THE PROBLEM: Write out the whole listing word for word.
-----
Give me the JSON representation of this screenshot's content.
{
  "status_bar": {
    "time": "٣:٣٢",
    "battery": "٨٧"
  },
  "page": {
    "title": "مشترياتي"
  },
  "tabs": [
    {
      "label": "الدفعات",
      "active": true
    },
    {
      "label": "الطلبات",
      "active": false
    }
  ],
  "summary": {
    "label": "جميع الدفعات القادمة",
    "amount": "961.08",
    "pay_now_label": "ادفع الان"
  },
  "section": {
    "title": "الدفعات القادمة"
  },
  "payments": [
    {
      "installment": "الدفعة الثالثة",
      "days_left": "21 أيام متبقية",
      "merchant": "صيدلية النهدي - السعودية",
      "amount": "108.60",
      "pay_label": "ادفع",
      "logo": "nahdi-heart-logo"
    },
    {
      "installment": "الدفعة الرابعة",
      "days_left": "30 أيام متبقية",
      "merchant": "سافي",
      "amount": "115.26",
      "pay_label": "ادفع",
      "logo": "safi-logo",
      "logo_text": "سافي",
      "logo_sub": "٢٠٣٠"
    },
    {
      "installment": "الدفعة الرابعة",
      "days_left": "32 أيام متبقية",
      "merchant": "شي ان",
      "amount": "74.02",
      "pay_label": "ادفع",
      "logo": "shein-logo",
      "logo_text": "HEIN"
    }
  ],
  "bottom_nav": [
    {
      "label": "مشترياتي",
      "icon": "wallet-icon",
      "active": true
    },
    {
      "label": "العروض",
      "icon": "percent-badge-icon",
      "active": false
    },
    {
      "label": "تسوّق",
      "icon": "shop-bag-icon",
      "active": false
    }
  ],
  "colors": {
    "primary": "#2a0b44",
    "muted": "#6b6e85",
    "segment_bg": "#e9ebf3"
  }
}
-----
CORRECT RESULT:
Give me the JSON representation of this screenshot's content.
{
  "status_bar": {
    "time": "٣:٣٢",
    "battery": "٨٧"
  },
  "page": {
    "title": "مشترياتي"
  },
  "tabs": [
    {
      "label": "الدفعات",
      "active": true
    },
    {
      "label": "الطلبات",
      "active": false
    }
  ],
  "summary": {
    "label": "جميع الدفعات القادمة",
    "amount": "961.08",
    "pay_now_label": "ادفع الان"
  },
  "section": {
    "title": "الدفعات القادمة"
  },
  "payments": [
    {
      "installment": "الدفعة الثالثة",
      "days_left": "21 أيام متبقية",
      "merchant": "صيدلية النهدي - السعودية",
      "amount": "108.60",
      "pay_label": "ادفع",
      "logo": "nahdi-heart-logo"
    },
    {
      "installment": "الدفعة الرابعة",
      "days_left": "30 أيام متبقية",
      "merchant": "سافي",
      "amount": "115.26",
      "pay_label": "ادفع",
      "logo": "safi-logo",
      "logo_text": "سافي",
      "logo_sub": "٢٠٣٠"
    },
    {
      "installment": "الدفعة الرابعة",
      "days_left": "32 أيام متبقية",
      "merchant": "شي ان",
      "amount": "74.02",
      "pay_label": "ادفع",
      "logo": "shein-logo",
      "logo_text": "HEIN"
    }
  ],
  "bottom_nav": [
    {
      "label": "مشترياتي",
      "icon": "wallet-icon",
      "active": true
    },
    {
      "label": "العروض",
      "icon": "percent-badge-icon",
      "active": false
    },
    {
      "label": "تسوّق",
      "icon": "shop-bag-icon",
      "active": false
    }
  ],
  "colors": {
    "primary": "#2a0b44",
    "muted": "#6b6e85",
    "segment_bg": "#e9ebf3"
  }
}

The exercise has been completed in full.